# [To do]
Word for word, transcribe the lines below and drop the pictures.

---------- Items ----------

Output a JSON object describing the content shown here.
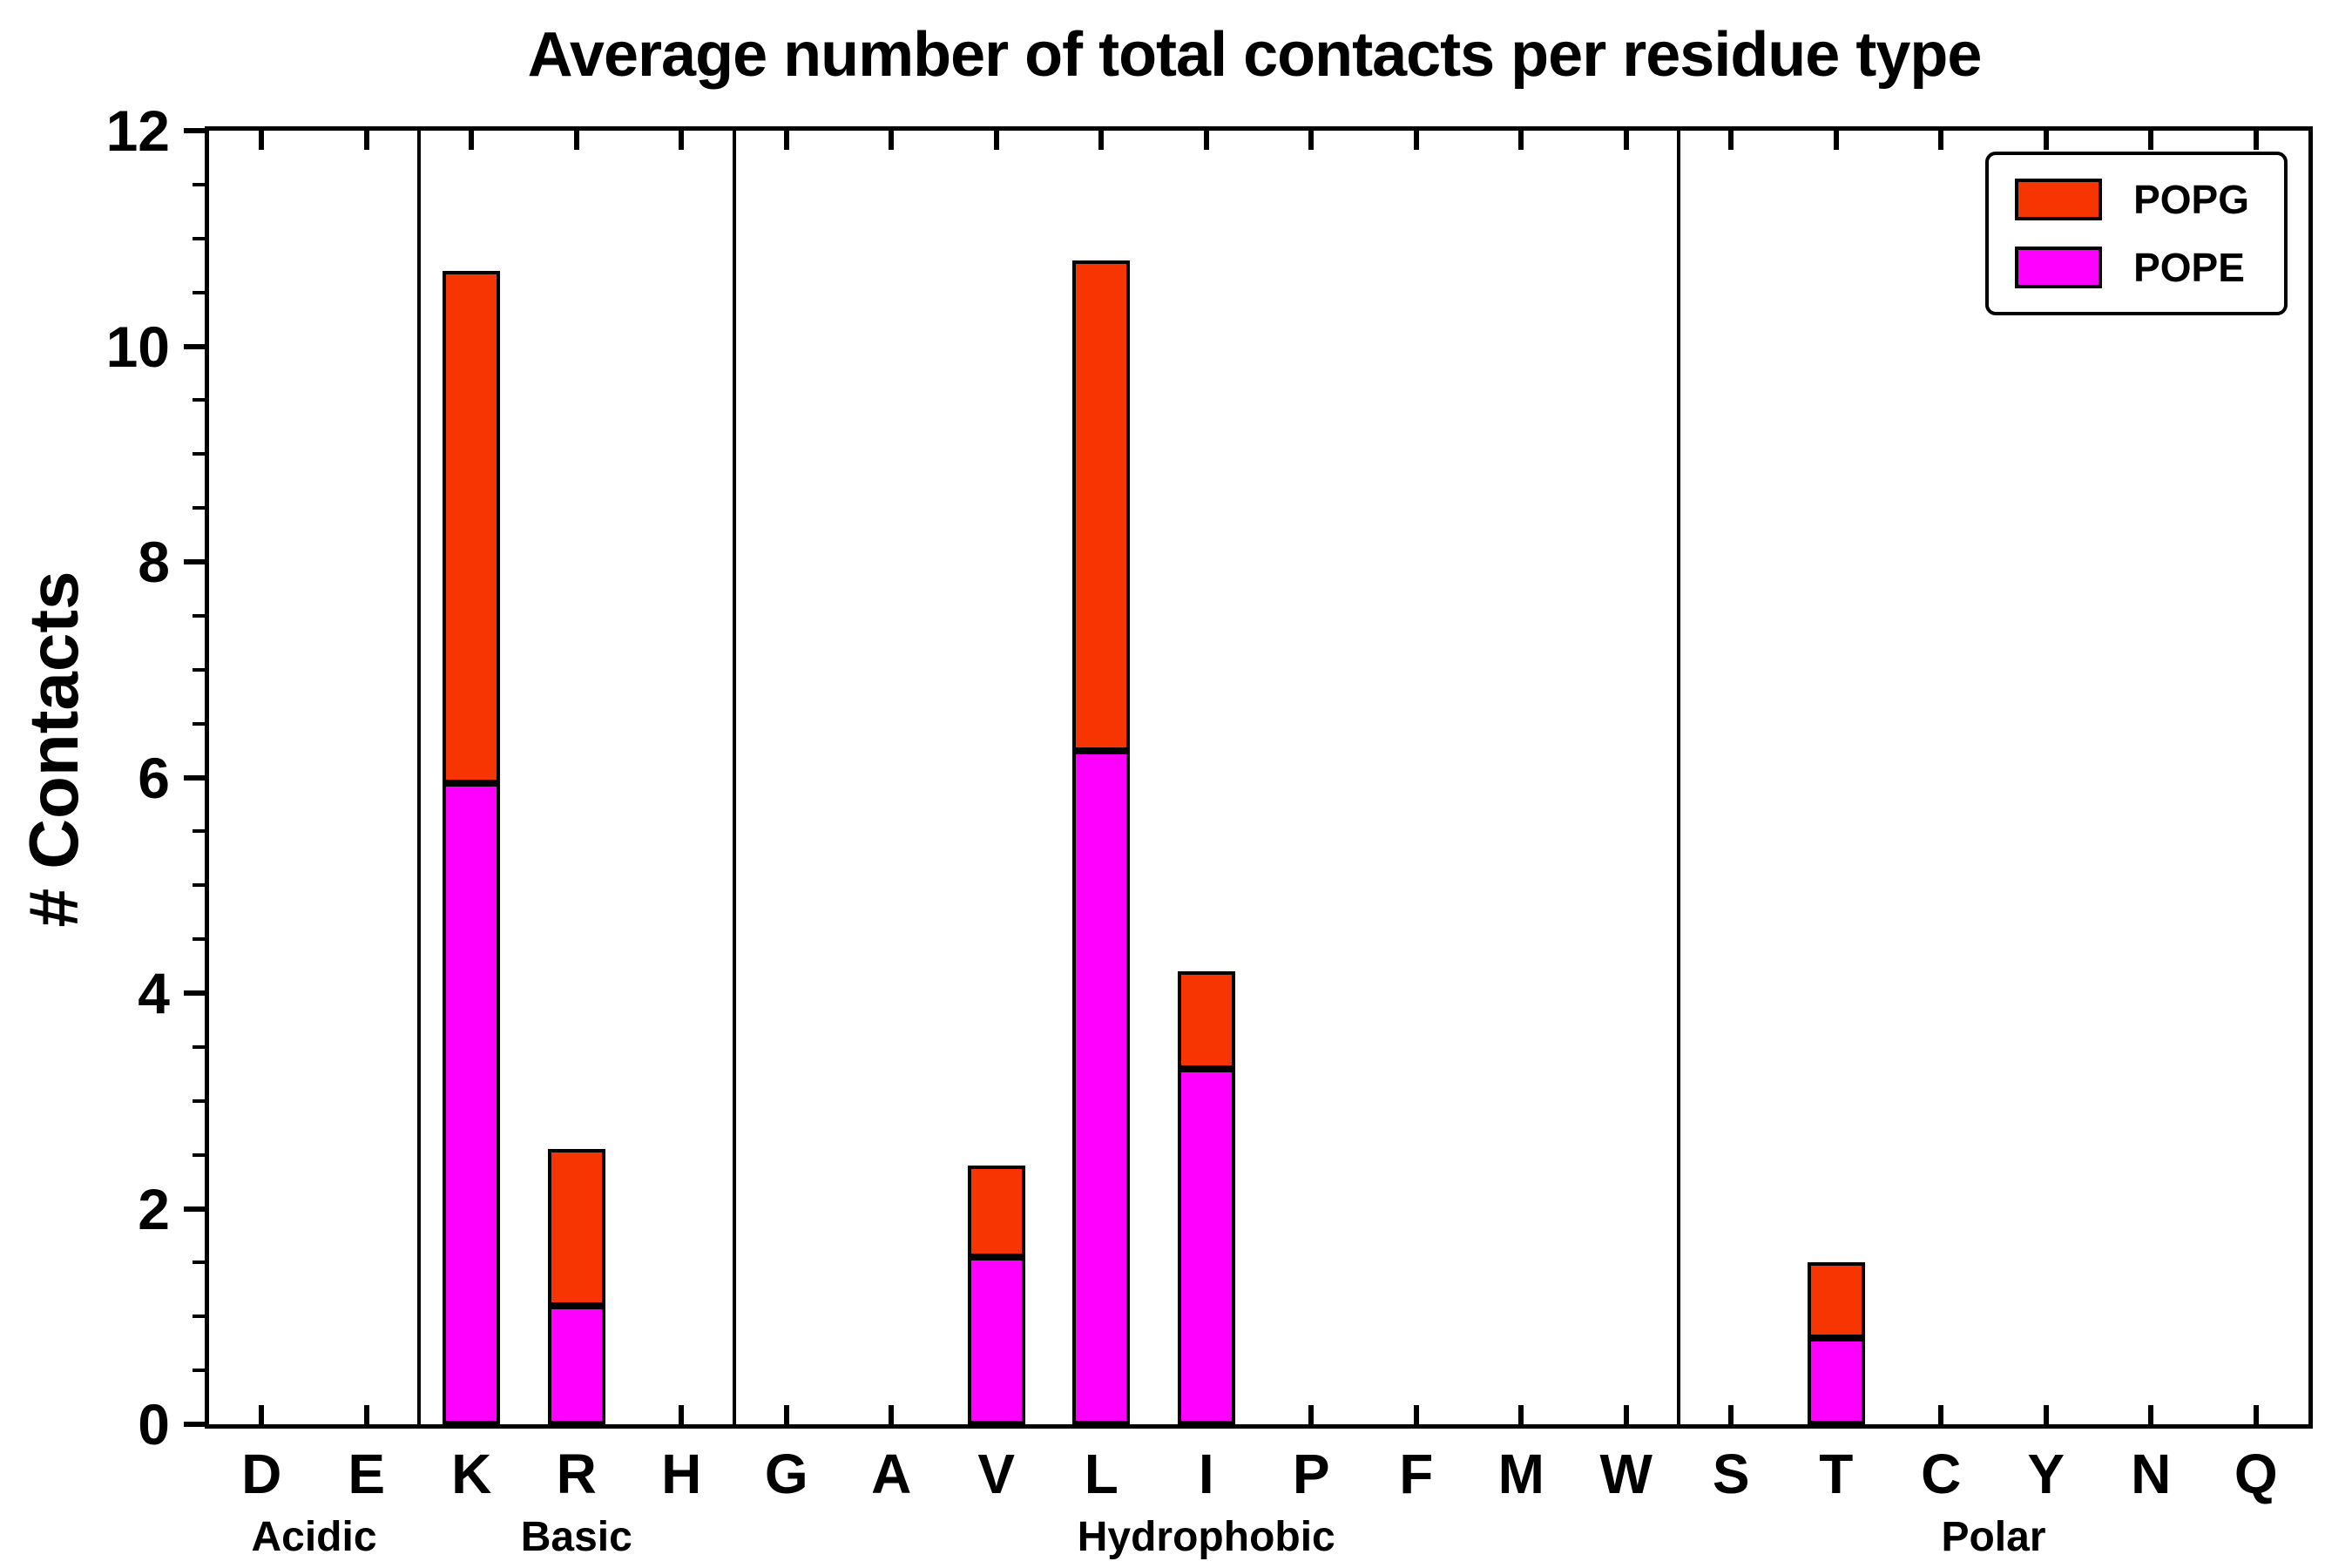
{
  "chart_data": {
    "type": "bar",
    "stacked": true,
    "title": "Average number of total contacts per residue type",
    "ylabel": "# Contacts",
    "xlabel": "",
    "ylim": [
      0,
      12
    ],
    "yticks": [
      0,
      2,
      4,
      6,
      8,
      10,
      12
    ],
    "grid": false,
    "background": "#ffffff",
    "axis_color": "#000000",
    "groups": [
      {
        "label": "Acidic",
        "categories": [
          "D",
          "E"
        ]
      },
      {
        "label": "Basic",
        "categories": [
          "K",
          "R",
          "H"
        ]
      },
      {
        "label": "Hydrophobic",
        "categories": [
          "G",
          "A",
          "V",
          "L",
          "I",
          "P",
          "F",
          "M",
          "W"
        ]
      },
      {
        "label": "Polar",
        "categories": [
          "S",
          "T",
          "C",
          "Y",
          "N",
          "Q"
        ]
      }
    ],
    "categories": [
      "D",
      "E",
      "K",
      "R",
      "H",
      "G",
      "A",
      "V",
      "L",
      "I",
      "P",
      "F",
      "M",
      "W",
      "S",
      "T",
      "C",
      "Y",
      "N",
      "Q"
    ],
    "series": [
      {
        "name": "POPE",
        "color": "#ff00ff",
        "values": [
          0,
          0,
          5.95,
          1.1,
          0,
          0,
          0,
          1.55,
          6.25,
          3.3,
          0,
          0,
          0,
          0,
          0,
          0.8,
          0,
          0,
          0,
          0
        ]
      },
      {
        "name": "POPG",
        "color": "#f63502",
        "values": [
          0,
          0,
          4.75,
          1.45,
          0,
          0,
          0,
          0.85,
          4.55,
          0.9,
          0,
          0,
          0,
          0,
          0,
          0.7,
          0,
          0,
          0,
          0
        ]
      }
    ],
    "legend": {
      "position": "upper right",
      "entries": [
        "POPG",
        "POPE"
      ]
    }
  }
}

----------

# [The response]
Output a JSON object describing the content shown here.
{
  "chart_data": {
    "type": "bar",
    "stacked": true,
    "title": "Average number of total contacts per residue type",
    "ylabel": "# Contacts",
    "xlabel": "",
    "ylim": [
      0,
      12
    ],
    "yticks": [
      0,
      2,
      4,
      6,
      8,
      10,
      12
    ],
    "grid": false,
    "background": "#ffffff",
    "axis_color": "#000000",
    "groups": [
      {
        "label": "Acidic",
        "categories": [
          "D",
          "E"
        ]
      },
      {
        "label": "Basic",
        "categories": [
          "K",
          "R",
          "H"
        ]
      },
      {
        "label": "Hydrophobic",
        "categories": [
          "G",
          "A",
          "V",
          "L",
          "I",
          "P",
          "F",
          "M",
          "W"
        ]
      },
      {
        "label": "Polar",
        "categories": [
          "S",
          "T",
          "C",
          "Y",
          "N",
          "Q"
        ]
      }
    ],
    "categories": [
      "D",
      "E",
      "K",
      "R",
      "H",
      "G",
      "A",
      "V",
      "L",
      "I",
      "P",
      "F",
      "M",
      "W",
      "S",
      "T",
      "C",
      "Y",
      "N",
      "Q"
    ],
    "series": [
      {
        "name": "POPE",
        "color": "#ff00ff",
        "values": [
          0,
          0,
          5.95,
          1.1,
          0,
          0,
          0,
          1.55,
          6.25,
          3.3,
          0,
          0,
          0,
          0,
          0,
          0.8,
          0,
          0,
          0,
          0
        ]
      },
      {
        "name": "POPG",
        "color": "#f63502",
        "values": [
          0,
          0,
          4.75,
          1.45,
          0,
          0,
          0,
          0.85,
          4.55,
          0.9,
          0,
          0,
          0,
          0,
          0,
          0.7,
          0,
          0,
          0,
          0
        ]
      }
    ],
    "legend": {
      "position": "upper right",
      "entries": [
        "POPG",
        "POPE"
      ]
    }
  }
}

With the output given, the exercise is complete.